>>>

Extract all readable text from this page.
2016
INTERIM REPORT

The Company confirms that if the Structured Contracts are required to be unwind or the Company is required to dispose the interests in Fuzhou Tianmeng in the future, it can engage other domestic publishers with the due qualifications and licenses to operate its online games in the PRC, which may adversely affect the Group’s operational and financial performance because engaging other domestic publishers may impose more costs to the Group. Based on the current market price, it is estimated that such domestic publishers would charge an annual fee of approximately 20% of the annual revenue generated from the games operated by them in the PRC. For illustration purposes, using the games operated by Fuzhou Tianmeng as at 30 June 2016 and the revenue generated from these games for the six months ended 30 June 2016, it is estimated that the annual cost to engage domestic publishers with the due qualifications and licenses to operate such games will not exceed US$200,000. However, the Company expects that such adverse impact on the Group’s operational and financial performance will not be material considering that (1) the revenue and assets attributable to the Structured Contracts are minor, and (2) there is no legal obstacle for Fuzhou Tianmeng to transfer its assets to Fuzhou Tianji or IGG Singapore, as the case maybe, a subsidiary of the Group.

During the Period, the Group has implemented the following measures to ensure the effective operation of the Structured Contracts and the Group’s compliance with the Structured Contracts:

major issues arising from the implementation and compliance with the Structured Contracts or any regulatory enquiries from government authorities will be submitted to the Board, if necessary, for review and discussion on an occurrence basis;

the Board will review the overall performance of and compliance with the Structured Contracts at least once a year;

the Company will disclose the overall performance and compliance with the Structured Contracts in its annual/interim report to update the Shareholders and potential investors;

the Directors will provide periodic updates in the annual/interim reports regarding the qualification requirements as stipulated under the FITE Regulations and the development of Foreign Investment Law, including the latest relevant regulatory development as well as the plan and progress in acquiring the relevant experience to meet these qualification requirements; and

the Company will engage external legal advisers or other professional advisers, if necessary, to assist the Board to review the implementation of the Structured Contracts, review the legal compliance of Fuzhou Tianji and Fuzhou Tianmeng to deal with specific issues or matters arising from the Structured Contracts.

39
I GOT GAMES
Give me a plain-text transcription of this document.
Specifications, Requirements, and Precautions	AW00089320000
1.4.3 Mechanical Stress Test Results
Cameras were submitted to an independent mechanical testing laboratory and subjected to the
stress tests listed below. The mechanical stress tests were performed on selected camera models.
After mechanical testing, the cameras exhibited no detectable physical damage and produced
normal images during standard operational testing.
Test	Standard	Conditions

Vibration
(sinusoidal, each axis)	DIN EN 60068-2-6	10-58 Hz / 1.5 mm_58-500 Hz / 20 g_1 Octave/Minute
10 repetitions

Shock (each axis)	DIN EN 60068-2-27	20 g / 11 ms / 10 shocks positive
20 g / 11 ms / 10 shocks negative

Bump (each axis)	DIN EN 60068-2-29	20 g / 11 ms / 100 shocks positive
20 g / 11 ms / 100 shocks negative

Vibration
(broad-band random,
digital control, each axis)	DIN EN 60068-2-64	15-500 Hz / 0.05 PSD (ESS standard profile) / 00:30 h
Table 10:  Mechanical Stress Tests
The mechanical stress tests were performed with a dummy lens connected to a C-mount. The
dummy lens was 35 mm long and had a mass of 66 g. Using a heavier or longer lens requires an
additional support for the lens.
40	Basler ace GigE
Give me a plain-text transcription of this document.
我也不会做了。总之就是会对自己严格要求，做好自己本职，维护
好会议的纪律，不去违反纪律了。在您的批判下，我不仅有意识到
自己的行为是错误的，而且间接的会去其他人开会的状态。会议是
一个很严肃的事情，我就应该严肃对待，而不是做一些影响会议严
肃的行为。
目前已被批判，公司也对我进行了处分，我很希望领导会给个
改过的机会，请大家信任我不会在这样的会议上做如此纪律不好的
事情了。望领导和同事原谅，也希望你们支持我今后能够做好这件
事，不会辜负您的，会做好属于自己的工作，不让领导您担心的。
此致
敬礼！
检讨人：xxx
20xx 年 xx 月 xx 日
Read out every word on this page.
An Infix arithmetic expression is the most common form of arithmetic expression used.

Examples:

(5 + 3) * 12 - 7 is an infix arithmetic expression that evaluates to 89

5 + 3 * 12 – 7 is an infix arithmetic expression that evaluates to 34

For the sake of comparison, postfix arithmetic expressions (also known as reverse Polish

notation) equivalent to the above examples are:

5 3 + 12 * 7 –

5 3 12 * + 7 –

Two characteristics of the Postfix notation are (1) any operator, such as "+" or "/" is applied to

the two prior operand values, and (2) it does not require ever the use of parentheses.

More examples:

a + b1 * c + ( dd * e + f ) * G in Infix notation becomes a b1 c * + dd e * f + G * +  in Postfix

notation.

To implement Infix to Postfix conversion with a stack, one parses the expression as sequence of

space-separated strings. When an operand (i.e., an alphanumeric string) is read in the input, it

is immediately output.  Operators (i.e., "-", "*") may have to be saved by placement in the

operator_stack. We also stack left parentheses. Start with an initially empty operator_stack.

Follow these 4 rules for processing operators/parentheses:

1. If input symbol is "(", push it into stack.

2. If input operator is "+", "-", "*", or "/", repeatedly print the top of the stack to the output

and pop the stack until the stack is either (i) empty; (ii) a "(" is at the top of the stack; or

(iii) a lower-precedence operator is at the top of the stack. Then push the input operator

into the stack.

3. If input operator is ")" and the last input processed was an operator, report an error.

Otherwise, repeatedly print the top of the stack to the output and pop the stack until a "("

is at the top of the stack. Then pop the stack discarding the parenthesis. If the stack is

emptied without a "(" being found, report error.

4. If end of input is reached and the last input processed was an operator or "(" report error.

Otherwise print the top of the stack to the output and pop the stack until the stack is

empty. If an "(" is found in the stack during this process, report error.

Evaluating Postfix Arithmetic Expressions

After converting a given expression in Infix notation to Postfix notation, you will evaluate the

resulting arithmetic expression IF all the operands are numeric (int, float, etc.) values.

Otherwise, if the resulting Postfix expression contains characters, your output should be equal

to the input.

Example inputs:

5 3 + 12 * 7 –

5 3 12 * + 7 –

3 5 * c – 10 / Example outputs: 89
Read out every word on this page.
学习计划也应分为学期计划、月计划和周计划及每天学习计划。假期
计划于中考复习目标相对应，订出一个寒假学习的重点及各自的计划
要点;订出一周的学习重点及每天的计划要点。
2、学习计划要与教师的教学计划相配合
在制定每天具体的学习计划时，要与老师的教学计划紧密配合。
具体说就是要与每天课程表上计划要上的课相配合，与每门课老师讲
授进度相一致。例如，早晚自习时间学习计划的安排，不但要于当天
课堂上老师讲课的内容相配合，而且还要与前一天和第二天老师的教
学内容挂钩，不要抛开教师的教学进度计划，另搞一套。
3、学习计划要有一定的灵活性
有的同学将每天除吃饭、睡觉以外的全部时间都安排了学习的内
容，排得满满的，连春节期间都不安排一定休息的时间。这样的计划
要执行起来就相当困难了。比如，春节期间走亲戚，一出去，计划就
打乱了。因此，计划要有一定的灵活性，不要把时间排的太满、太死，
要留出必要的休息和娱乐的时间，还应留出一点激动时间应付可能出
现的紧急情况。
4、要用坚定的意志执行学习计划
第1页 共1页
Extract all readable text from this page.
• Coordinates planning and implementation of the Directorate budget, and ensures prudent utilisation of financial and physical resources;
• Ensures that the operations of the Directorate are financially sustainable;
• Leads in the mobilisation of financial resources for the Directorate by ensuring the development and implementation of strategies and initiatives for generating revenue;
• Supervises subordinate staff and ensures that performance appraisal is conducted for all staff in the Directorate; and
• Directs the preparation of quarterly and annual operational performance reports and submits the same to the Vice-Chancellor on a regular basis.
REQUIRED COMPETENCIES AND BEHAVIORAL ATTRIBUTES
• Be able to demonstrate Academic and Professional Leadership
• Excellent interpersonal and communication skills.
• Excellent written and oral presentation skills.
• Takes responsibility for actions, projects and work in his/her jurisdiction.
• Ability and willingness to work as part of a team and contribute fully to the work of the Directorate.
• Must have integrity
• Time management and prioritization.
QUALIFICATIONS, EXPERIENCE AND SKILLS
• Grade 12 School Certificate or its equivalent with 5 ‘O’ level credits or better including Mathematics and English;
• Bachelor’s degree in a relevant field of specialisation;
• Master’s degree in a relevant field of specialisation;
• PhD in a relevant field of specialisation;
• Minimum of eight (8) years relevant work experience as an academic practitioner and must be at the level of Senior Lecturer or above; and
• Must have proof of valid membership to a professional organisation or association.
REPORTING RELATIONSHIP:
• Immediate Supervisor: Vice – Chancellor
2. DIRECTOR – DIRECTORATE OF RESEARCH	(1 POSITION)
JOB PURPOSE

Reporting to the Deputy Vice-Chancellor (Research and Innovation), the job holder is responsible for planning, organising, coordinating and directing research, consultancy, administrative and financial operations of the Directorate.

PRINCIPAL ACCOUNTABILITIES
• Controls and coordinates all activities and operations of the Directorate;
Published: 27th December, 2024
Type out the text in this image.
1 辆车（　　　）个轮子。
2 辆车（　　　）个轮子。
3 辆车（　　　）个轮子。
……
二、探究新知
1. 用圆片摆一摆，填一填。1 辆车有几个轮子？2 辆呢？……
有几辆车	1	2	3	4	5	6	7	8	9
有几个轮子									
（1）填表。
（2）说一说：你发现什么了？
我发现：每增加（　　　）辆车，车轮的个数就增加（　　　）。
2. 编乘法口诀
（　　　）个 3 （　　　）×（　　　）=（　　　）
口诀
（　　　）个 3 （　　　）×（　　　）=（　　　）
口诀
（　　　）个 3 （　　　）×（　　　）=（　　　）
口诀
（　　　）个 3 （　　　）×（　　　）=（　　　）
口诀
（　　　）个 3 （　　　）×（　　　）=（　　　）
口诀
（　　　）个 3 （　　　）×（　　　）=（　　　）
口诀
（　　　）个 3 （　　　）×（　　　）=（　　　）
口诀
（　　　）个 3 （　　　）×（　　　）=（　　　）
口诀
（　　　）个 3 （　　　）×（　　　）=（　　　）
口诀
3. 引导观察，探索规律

<<<

● WHAT NEEDS TO BE DONE
Show every line that contains the word "operational".

● WORKED SOLUTION
The Company confirms that if the Structured Contracts are required to be unwind or the Company is required to dispose the interests in Fuzhou Tianmeng in the future, it can engage other domestic publishers with the due qualifications and licenses to operate its online games in the PRC, which may adversely affect the Group’s operational and financial performance because engaging other domestic publishers may impose more costs to the Group. Based on the current market price, it is estimated that such domestic publishers would charge an annual fee of approximately 20% of the annual revenue generated from the games operated by them in the PRC. For illustration purposes, using the games operated by Fuzhou Tianmeng as at 30 June 2016 and the revenue generated from these games for the six months ended 30 June 2016, it is estimated that the annual cost to engage domestic publishers with the due qualifications and licenses to operate such games will not exceed US$200,000. However, the Company expects that such adverse impact on the Group’s operational and financial performance will not be material considering that (1) the revenue and assets attributable to the Structured Contracts are minor, and (2) there is no legal obstacle for Fuzhou Tianmeng to transfer its assets to Fuzhou Tianji or IGG Singapore, as the case maybe, a subsidiary of the Group.
normal images during standard operational testing.
• Directs the preparation of quarterly and annual operational performance reports and submits the same to the Vice-Chancellor on a regular basis.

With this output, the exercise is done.